Are you able to quote each entry exactly as written?

********

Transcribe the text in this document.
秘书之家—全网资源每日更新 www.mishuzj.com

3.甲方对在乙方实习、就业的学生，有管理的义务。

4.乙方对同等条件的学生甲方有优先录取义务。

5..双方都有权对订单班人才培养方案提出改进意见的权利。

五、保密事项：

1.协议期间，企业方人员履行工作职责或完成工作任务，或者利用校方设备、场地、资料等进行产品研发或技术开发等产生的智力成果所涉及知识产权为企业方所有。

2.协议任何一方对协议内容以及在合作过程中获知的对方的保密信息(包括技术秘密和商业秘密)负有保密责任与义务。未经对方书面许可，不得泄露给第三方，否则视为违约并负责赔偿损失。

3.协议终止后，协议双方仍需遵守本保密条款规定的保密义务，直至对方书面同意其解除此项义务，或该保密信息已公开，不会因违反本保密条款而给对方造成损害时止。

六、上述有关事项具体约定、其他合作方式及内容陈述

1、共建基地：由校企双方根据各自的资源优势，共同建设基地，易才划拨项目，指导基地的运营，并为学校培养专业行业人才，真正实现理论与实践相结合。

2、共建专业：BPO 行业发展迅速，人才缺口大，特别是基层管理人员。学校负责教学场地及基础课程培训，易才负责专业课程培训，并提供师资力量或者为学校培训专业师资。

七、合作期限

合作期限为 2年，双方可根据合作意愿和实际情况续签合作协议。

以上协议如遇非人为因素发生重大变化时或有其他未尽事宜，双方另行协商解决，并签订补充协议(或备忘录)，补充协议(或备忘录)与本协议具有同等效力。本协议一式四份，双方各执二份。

********

Output below:
Transcribe the text in this document.
秘书之家—全网资源每日更新 www.mishuzj.com

3.甲方对在乙方实习、就业的学生，有管理的义务。

4.乙方对同等条件的学生甲方有优先录取义务。

5..双方都有权对订单班人才培养方案提出改进意见的权利。

五、保密事项：

1.协议期间，企业方人员履行工作职责或完成工作任务，或者利用校方设备、场地、资料等进行产品研发或技术开发等产生的智力成果所涉及知识产权为企业方所有。

2.协议任何一方对协议内容以及在合作过程中获知的对方的保密信息(包括技术秘密和商业秘密)负有保密责任与义务。未经对方书面许可，不得泄露给第三方，否则视为违约并负责赔偿损失。

3.协议终止后，协议双方仍需遵守本保密条款规定的保密义务，直至对方书面同意其解除此项义务，或该保密信息已公开，不会因违反本保密条款而给对方造成损害时止。

六、上述有关事项具体约定、其他合作方式及内容陈述

1、共建基地：由校企双方根据各自的资源优势，共同建设基地，易才划拨项目，指导基地的运营，并为学校培养专业行业人才，真正实现理论与实践相结合。

2、共建专业：BPO 行业发展迅速，人才缺口大，特别是基层管理人员。学校负责教学场地及基础课程培训，易才负责专业课程培训，并提供师资力量或者为学校培训专业师资。

七、合作期限

合作期限为 2年，双方可根据合作意愿和实际情况续签合作协议。

以上协议如遇非人为因素发生重大变化时或有其他未尽事宜，双方另行协商解决，并签订补充协议(或备忘录)，补充协议(或备忘录)与本协议具有同等效力。本协议一式四份，双方各执二份。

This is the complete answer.